» Supplied records
□ □ □ □ □ □ □

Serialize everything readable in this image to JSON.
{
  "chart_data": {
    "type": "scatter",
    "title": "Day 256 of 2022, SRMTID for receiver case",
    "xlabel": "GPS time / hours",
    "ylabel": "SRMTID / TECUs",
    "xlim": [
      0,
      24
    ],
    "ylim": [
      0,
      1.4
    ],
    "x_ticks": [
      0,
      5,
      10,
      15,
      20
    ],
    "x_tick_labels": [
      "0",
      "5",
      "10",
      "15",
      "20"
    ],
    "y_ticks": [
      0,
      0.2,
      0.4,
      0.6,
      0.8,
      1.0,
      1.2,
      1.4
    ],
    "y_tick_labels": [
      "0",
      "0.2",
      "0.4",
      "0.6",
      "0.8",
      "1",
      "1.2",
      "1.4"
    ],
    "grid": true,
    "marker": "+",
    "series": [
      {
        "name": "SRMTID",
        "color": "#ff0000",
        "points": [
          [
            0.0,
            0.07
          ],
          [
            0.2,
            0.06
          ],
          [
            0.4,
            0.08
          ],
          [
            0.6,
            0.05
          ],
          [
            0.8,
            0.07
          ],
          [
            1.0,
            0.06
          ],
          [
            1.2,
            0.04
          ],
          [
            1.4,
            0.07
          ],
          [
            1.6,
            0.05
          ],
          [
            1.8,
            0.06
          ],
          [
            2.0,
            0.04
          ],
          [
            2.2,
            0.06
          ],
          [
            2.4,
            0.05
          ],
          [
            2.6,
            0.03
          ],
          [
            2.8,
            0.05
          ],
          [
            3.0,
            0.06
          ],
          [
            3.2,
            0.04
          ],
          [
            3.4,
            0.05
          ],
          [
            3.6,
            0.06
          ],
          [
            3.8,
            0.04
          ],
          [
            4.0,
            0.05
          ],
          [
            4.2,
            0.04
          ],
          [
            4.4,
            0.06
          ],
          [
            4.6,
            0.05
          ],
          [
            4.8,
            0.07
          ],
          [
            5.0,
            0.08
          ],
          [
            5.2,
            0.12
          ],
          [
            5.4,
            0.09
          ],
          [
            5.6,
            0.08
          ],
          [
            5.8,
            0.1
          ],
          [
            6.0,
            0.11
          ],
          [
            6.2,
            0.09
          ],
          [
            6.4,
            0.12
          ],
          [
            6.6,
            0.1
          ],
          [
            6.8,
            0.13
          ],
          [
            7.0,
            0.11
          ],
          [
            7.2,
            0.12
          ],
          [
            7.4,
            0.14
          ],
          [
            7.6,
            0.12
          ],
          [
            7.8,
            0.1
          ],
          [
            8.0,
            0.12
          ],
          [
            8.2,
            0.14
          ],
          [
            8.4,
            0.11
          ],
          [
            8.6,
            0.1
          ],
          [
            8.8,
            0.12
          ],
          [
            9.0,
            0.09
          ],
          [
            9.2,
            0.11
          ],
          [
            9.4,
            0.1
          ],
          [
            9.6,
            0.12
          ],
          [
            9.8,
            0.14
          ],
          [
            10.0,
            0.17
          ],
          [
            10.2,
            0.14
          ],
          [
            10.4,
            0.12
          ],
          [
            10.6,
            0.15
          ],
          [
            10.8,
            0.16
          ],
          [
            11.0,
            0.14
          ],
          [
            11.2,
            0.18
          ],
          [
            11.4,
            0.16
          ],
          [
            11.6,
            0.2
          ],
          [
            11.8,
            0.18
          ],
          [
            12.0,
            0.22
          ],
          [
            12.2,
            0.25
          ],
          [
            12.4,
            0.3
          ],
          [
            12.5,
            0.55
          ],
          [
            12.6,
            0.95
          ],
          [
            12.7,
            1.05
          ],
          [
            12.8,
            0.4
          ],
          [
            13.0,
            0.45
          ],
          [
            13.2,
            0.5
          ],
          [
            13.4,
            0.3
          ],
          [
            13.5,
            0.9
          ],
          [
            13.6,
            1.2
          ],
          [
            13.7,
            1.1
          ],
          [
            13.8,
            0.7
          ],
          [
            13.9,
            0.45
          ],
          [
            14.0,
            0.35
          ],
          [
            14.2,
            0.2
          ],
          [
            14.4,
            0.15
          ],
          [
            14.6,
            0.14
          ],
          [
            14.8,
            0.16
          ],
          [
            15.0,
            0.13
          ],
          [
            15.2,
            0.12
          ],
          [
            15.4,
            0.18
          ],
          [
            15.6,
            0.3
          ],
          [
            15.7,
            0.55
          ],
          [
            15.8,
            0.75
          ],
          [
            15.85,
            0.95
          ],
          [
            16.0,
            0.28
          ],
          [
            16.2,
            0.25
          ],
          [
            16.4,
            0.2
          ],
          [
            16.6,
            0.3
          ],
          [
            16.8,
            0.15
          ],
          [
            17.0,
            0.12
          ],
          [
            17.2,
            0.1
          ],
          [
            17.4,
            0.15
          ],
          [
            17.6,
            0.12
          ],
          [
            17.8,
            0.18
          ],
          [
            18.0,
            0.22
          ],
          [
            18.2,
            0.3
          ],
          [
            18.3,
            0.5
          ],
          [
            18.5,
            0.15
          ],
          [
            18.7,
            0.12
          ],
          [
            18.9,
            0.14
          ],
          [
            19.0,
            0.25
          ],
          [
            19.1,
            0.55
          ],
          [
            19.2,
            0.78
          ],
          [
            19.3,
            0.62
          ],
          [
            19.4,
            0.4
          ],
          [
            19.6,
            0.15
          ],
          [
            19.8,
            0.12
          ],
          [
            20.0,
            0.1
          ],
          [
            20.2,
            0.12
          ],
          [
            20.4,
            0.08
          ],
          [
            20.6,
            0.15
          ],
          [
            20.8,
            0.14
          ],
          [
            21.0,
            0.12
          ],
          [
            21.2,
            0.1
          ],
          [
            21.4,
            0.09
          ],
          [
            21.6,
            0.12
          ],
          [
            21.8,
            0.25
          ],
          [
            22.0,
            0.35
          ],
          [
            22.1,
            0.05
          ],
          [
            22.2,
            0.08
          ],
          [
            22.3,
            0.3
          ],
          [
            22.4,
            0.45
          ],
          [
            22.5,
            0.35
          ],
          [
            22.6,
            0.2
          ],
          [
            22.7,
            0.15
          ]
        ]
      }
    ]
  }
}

□ □ □ □ □ □ □

» Directive
Output each entry precisely as given.

» Full solution
Serialize everything readable in this image to JSON.
{
  "chart_data": {
    "type": "scatter",
    "title": "Day 256 of 2022, SRMTID for receiver case",
    "xlabel": "GPS time / hours",
    "ylabel": "SRMTID / TECUs",
    "xlim": [
      0,
      24
    ],
    "ylim": [
      0,
      1.4
    ],
    "x_ticks": [
      0,
      5,
      10,
      15,
      20
    ],
    "x_tick_labels": [
      "0",
      "5",
      "10",
      "15",
      "20"
    ],
    "y_ticks": [
      0,
      0.2,
      0.4,
      0.6,
      0.8,
      1.0,
      1.2,
      1.4
    ],
    "y_tick_labels": [
      "0",
      "0.2",
      "0.4",
      "0.6",
      "0.8",
      "1",
      "1.2",
      "1.4"
    ],
    "grid": true,
    "marker": "+",
    "series": [
      {
        "name": "SRMTID",
        "color": "#ff0000",
        "points": [
          [
            0.0,
            0.07
          ],
          [
            0.2,
            0.06
          ],
          [
            0.4,
            0.08
          ],
          [
            0.6,
            0.05
          ],
          [
            0.8,
            0.07
          ],
          [
            1.0,
            0.06
          ],
          [
            1.2,
            0.04
          ],
          [
            1.4,
            0.07
          ],
          [
            1.6,
            0.05
          ],
          [
            1.8,
            0.06
          ],
          [
            2.0,
            0.04
          ],
          [
            2.2,
            0.06
          ],
          [
            2.4,
            0.05
          ],
          [
            2.6,
            0.03
          ],
          [
            2.8,
            0.05
          ],
          [
            3.0,
            0.06
          ],
          [
            3.2,
            0.04
          ],
          [
            3.4,
            0.05
          ],
          [
            3.6,
            0.06
          ],
          [
            3.8,
            0.04
          ],
          [
            4.0,
            0.05
          ],
          [
            4.2,
            0.04
          ],
          [
            4.4,
            0.06
          ],
          [
            4.6,
            0.05
          ],
          [
            4.8,
            0.07
          ],
          [
            5.0,
            0.08
          ],
          [
            5.2,
            0.12
          ],
          [
            5.4,
            0.09
          ],
          [
            5.6,
            0.08
          ],
          [
            5.8,
            0.1
          ],
          [
            6.0,
            0.11
          ],
          [
            6.2,
            0.09
          ],
          [
            6.4,
            0.12
          ],
          [
            6.6,
            0.1
          ],
          [
            6.8,
            0.13
          ],
          [
            7.0,
            0.11
          ],
          [
            7.2,
            0.12
          ],
          [
            7.4,
            0.14
          ],
          [
            7.6,
            0.12
          ],
          [
            7.8,
            0.1
          ],
          [
            8.0,
            0.12
          ],
          [
            8.2,
            0.14
          ],
          [
            8.4,
            0.11
          ],
          [
            8.6,
            0.1
          ],
          [
            8.8,
            0.12
          ],
          [
            9.0,
            0.09
          ],
          [
            9.2,
            0.11
          ],
          [
            9.4,
            0.1
          ],
          [
            9.6,
            0.12
          ],
          [
            9.8,
            0.14
          ],
          [
            10.0,
            0.17
          ],
          [
            10.2,
            0.14
          ],
          [
            10.4,
            0.12
          ],
          [
            10.6,
            0.15
          ],
          [
            10.8,
            0.16
          ],
          [
            11.0,
            0.14
          ],
          [
            11.2,
            0.18
          ],
          [
            11.4,
            0.16
          ],
          [
            11.6,
            0.2
          ],
          [
            11.8,
            0.18
          ],
          [
            12.0,
            0.22
          ],
          [
            12.2,
            0.25
          ],
          [
            12.4,
            0.3
          ],
          [
            12.5,
            0.55
          ],
          [
            12.6,
            0.95
          ],
          [
            12.7,
            1.05
          ],
          [
            12.8,
            0.4
          ],
          [
            13.0,
            0.45
          ],
          [
            13.2,
            0.5
          ],
          [
            13.4,
            0.3
          ],
          [
            13.5,
            0.9
          ],
          [
            13.6,
            1.2
          ],
          [
            13.7,
            1.1
          ],
          [
            13.8,
            0.7
          ],
          [
            13.9,
            0.45
          ],
          [
            14.0,
            0.35
          ],
          [
            14.2,
            0.2
          ],
          [
            14.4,
            0.15
          ],
          [
            14.6,
            0.14
          ],
          [
            14.8,
            0.16
          ],
          [
            15.0,
            0.13
          ],
          [
            15.2,
            0.12
          ],
          [
            15.4,
            0.18
          ],
          [
            15.6,
            0.3
          ],
          [
            15.7,
            0.55
          ],
          [
            15.8,
            0.75
          ],
          [
            15.85,
            0.95
          ],
          [
            16.0,
            0.28
          ],
          [
            16.2,
            0.25
          ],
          [
            16.4,
            0.2
          ],
          [
            16.6,
            0.3
          ],
          [
            16.8,
            0.15
          ],
          [
            17.0,
            0.12
          ],
          [
            17.2,
            0.1
          ],
          [
            17.4,
            0.15
          ],
          [
            17.6,
            0.12
          ],
          [
            17.8,
            0.18
          ],
          [
            18.0,
            0.22
          ],
          [
            18.2,
            0.3
          ],
          [
            18.3,
            0.5
          ],
          [
            18.5,
            0.15
          ],
          [
            18.7,
            0.12
          ],
          [
            18.9,
            0.14
          ],
          [
            19.0,
            0.25
          ],
          [
            19.1,
            0.55
          ],
          [
            19.2,
            0.78
          ],
          [
            19.3,
            0.62
          ],
          [
            19.4,
            0.4
          ],
          [
            19.6,
            0.15
          ],
          [
            19.8,
            0.12
          ],
          [
            20.0,
            0.1
          ],
          [
            20.2,
            0.12
          ],
          [
            20.4,
            0.08
          ],
          [
            20.6,
            0.15
          ],
          [
            20.8,
            0.14
          ],
          [
            21.0,
            0.12
          ],
          [
            21.2,
            0.1
          ],
          [
            21.4,
            0.09
          ],
          [
            21.6,
            0.12
          ],
          [
            21.8,
            0.25
          ],
          [
            22.0,
            0.35
          ],
          [
            22.1,
            0.05
          ],
          [
            22.2,
            0.08
          ],
          [
            22.3,
            0.3
          ],
          [
            22.4,
            0.45
          ],
          [
            22.5,
            0.35
          ],
          [
            22.6,
            0.2
          ],
          [
            22.7,
            0.15
          ]
        ]
      }
    ]
  }
}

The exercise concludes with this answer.